**DOCUMENT**

-- Begin --

3. Automated Local Book Compilation based on pandoc, calibre, and docker

You can apply this package locally to a book or document you write on your computer. In order to avoid installing all required software and even to avoid messing with R, you can use the docker container we have developed for this purpose. Docker is something like a light-weight virtual machine, and our container is basically a copy of a complete Linux installation with all required components that you can run on your local computer.

By using our container, the following output formats will automatically be generated:

  • PDF for reading on the computer and/or printing,
  • EPUB3 for reading on most mobile phones or other hand-held devices,
  • AZW3 for reading on Kindle and similar devices, and
  • stand-alone HTML5 for reading in a web browser on any device.

Additionally, a file named index.html will be created, which is a rundimentary directory index listing the above four generated files with their sizes and description.

If you have Linux and docker installed on your system, all what it takes is the following command:

  docker run -v "INPUT_DIR":/input/ \
             -v "OUTPUT_DIR":/output/ \
             -e COMMIT=MY_COMMIT \
             -t -i thomasweise/docker-bookbuilder BOOK_ROOT_MD_FILE YOUR_BOOK_OUTPUT_BASENAME

Here, it is assumed that

  • INPUT_DIR is the directory where your book sources reside, let's say /home/my/book/sources/.
  • BOOK_ROOT_MD_FILE is the root file of your book, say (in which case, the full path of would be /home/my/book/sources/ Notice that you can specify only a single file, but this file can reference other files in sub-directories of INPUT_DIR by using commands such as \relative.input.
  • OUTPUT_DIR is the output directory where the compiled files should be placed, e.g., /home/my/book/compiled/. This is where the resulting files will be placed.
  • YOUR_BOOK_OUTPUT_BASENAME is the basis for the names of the compiled files, e.g., coolBook, which would lead to the creation of coolBook.pdf, coolBook.html, and coolBook.epub in the folder references by OUTPUT_DIR.
  • If you make use of the command \meta.commit, you need to tell the container a commit-id. Only in this case, you need to specify the parameter "-e COMMIT=MY_COMMIT", where MY_COMMIT must be replaced with that id. Otherwise, you can leave this parameter away.
  • If you make use of the command \meta.repository, you need to tell the container a commit-id. Only in this case, you need to specify the parameter "-e REPOSITORY=MY_REPOSITORY_NAME", where MY_REPOSITORY_NAME must be replaced with that id. Otherwise, you can leave this parameter away.

-- End --

**GOALS**
1 – Answer these questions from the section on local book compilation with docker:
(a) Which output format is meant for reading on Kindle and similar devices?
(b) What is the name of the extra file that lists the four generated files with their sizes and description?
(c) What example directory is given for INPUT_DIR?
2 – From the section on local book compilation with docker, return the passage starting with "Additionally, a file" and going on through "such as \relative.input.", word for word.
3 – Write the next part of the section on local book compilation with docker, picking up after its final sentence.

**Dataset records**
-- Begin --

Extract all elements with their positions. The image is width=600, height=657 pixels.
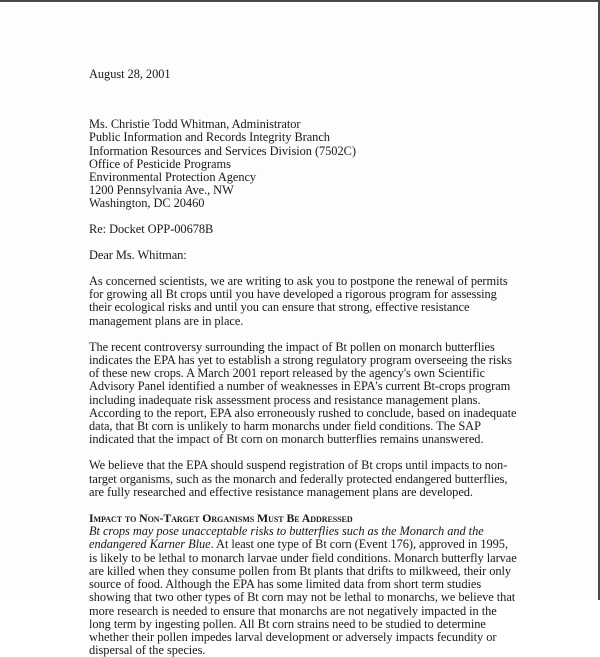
- paragraph-controversy: The recent controversy surrounding the impact of Bt pollen on monarch butterflies indicates the EPA has yet to establish a strong regulatory program overseeing the risks of these new crops. A March 2001 report released by the agency's own Scientific Advisory Panel identified a number of weaknesses in EPA's current Bt-crops program including inadequate risk assessment process and resistance management plans. According to the report, EPA also erroneously rushed to conclude, based on inadequate data, that Bt corn is unlikely to harm monarchs under field conditions. The SAP indicated that the impact of Bt corn on monarch butterflies remains unanswered.: [89, 339, 517, 447]
- paragraph-recommendation: We believe that the EPA should suspend registration of Bt crops until impacts to non-target organisms, such as the monarch and federally protected endangered butterflies, are fully researched and effective resistance management plans are developed.: [89, 458, 508, 499]
- recipient-name: Ms. Christie Todd Whitman, Administrator: [89, 117, 301, 132]
- recipient-address: [89, 118, 519, 210]
- recipient-office: Office of Pesticide Programs: [89, 156, 231, 171]
- section-body: . At least one type of Bt corn (Event 176), approved in 1995, is likely to be lethal to monarch larvae under field conditions. Monarch butterfly larvae are killed when they consume pollen from Bt plants that drifts to milkweed, their only source of food. Although the EPA has some limited data from short term studies showing that two other types of Bt corn may not be lethal to monarchs, we believe that more research is needed to ensure that monarchs are not negatively impacted in the long term by ingesting pollen. All Bt corn strains need to be studied to determine whether their pollen impedes larval development or adversely impacts fecundity or dispersal of the species.: [89, 537, 517, 657]
- salutation: Dear Ms. Whitman:: [89, 247, 187, 262]
- recipient-branch: Public Information and Records Integrity Branch: [89, 130, 330, 145]
- recipient-city: Washington, DC 20460: [89, 196, 205, 211]
- recipient-agency: Environmental Protection Agency: [89, 170, 257, 185]
- section-heading: Impact to Non-Target Organisms Must Be Addressed: [89, 511, 353, 526]
- section-lead-italic: Bt crops may pose unacceptable risks to butterflies such as the Monarch and the endangered Karner Blue: [89, 524, 484, 552]
- letter-body: [89, 68, 519, 657]
- re-line: Re: Docket OPP-00678B: [89, 221, 214, 236]
- recipient-street: 1200 Pennsylvania Ave., NW: [89, 183, 234, 198]
- letter-date: August 28, 2001: [89, 67, 171, 81]
- paragraph-intro: As concerned scientists, we are writing to ask you to postpone the renewal of permits for growing all Bt crops until you have developed a rigorous program for assessing their ecological risks and until you can ensure that strong, effective resistance management plans are in place.: [89, 274, 508, 328]
- section-paragraph: [89, 525, 519, 657]
- recipient-division: Information Resources and Services Division (7502C): [89, 143, 356, 158]
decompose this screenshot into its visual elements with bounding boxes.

-- End --

**EXERCISE RESPONSES**
1 –
(a) AZW3
(b) index.html
(c) /home/my/book/sources/

2 –
Additionally, a file named index.html will be created, which is a rundimentary directory index listing the above four generated files with their sizes and description.

If you have Linux and docker installed on your system, all what it takes is the following command:

  docker run -v "INPUT_DIR":/input/ \
             -v "OUTPUT_DIR":/output/ \
             -e COMMIT=MY_COMMIT \
             -t -i thomasweise/docker-bookbuilder BOOK_ROOT_MD_FILE YOUR_BOOK_OUTPUT_BASENAME

Here, it is assumed that

  • INPUT_DIR is the directory where your book sources reside, let's say /home/my/book/sources/.
  • BOOK_ROOT_MD_FILE is the root file of your book, say (in which case, the full path of would be /home/my/book/sources/ Notice that you can specify only a single file, but this file can reference other files in sub-directories of INPUT_DIR by using commands such as \relative.input.

3 –
And that's it. No software installation, besides docker, is required. The container brings all required tools, scripts, packages, and what not. Additionally, in the section below you can see how the whole build process can be automated by using continuous integration tool chains.

4. An Automatic Online-Book Building Approach by Using GitHub and Travis-CI

With out package and associated docker container, you can conveniently build your electronic book on your computer with a single command. However, you can also integrate the whole process with a version control software like Git and a continuous integration framework. Then, you can automate the compilation of your book to run every time you change your book sources. Actually, there are several open source and free environments that you can use to that for you for free – in exchange for you making your book free for everyone to read.

First, both for writing and hosting the book, we suggest to use a GitHub repository, very much like the one for the book I just began working on here. The book should be written in Pandoc's markdown syntax, which allows us to include most of the stuff we need, such as equations and citation references, with the additional comments listed above. For building the book, we will use Travis CI, which offers a free integration with GitHub to build open source software - triggered by repository commits.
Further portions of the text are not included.